Job
Give the number of lines in the entries that contain "stop". State only the count.

━━ Material provided

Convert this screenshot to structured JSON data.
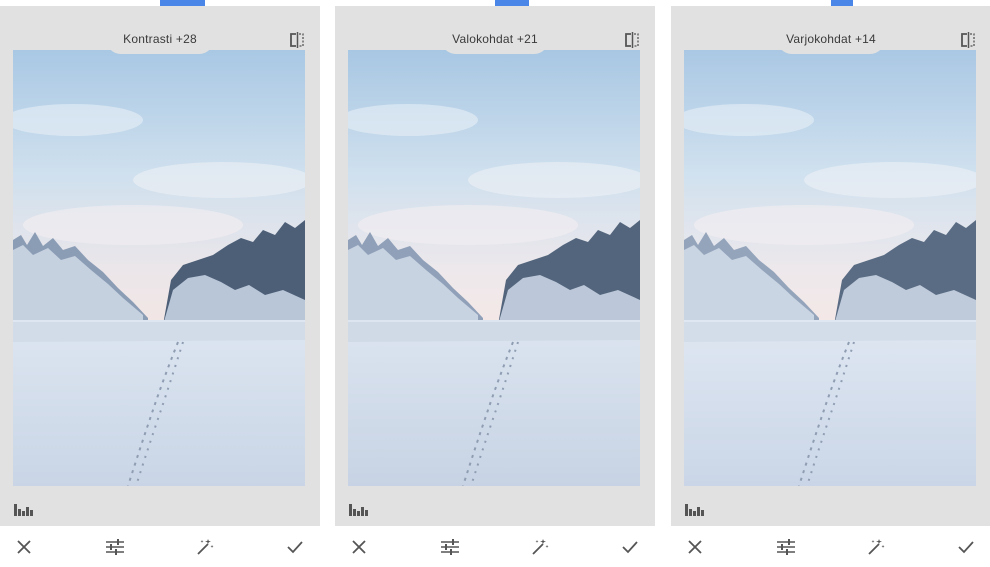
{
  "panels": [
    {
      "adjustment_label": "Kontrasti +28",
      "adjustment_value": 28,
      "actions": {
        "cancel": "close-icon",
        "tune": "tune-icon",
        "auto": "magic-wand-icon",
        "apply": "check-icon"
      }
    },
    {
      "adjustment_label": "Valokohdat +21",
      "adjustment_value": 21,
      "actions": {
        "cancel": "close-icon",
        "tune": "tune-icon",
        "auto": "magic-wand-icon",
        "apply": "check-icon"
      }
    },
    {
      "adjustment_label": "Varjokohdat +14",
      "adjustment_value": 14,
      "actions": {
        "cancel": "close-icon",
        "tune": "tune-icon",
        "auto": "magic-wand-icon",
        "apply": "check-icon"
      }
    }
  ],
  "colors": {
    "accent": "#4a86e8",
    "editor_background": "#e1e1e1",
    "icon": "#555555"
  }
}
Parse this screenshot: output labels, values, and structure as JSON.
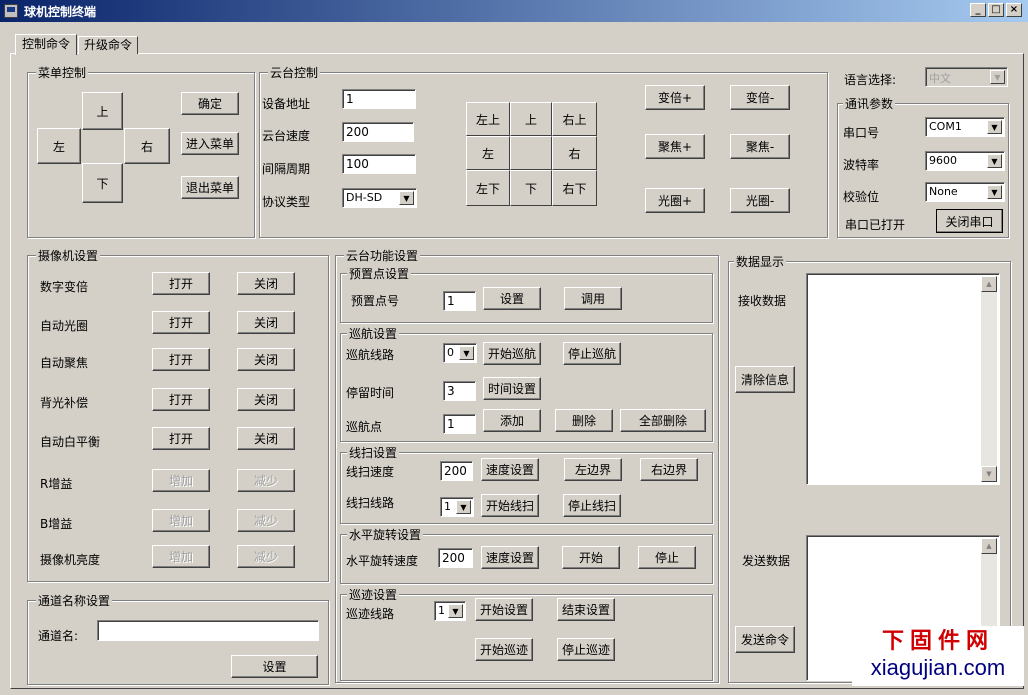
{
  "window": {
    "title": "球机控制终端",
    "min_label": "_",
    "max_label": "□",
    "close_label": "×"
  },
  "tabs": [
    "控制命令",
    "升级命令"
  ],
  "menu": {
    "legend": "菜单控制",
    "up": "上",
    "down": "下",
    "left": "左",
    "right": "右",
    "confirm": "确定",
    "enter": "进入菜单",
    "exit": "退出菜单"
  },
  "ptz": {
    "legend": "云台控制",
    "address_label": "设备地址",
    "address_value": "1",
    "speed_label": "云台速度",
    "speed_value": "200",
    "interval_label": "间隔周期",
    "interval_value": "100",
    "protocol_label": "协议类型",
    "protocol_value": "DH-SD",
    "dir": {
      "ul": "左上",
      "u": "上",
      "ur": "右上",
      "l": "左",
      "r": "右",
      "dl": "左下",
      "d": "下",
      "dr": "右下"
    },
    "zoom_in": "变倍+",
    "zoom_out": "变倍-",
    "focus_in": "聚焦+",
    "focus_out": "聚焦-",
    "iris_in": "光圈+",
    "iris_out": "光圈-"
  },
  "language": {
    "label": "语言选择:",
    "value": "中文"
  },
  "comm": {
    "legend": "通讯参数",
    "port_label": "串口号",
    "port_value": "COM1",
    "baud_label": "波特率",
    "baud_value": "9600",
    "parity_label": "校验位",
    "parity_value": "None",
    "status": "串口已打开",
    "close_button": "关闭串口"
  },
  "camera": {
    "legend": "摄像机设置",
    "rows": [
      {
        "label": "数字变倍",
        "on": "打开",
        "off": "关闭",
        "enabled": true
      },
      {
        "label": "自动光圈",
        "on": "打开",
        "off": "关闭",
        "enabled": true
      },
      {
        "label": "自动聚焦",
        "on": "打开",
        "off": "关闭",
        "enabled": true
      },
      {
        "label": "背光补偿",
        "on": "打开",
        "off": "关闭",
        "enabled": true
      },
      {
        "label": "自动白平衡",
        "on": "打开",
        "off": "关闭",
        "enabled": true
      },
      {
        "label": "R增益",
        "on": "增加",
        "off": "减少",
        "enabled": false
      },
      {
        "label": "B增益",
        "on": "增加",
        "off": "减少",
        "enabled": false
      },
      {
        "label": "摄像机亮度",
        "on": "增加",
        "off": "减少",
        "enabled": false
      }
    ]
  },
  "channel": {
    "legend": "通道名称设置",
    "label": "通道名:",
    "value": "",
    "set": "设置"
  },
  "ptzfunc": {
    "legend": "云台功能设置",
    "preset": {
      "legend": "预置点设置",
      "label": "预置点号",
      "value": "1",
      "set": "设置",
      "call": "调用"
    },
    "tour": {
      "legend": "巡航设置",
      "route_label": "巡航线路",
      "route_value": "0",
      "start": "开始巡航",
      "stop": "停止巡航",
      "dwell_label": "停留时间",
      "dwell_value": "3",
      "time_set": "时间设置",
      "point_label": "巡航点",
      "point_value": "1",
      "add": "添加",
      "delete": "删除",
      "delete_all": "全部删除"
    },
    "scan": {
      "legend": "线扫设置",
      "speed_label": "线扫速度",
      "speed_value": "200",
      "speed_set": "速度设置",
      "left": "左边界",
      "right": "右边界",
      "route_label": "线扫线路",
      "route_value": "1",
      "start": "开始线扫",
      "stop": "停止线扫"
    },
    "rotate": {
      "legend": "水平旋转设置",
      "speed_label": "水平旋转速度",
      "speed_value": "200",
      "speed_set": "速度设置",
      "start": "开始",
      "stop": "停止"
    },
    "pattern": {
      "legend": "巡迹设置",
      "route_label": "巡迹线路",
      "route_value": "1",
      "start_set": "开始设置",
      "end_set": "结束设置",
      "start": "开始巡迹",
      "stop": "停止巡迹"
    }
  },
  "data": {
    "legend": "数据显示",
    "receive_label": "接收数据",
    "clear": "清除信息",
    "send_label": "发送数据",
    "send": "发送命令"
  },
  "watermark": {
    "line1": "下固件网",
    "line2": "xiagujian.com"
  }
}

━━━━

Task result
4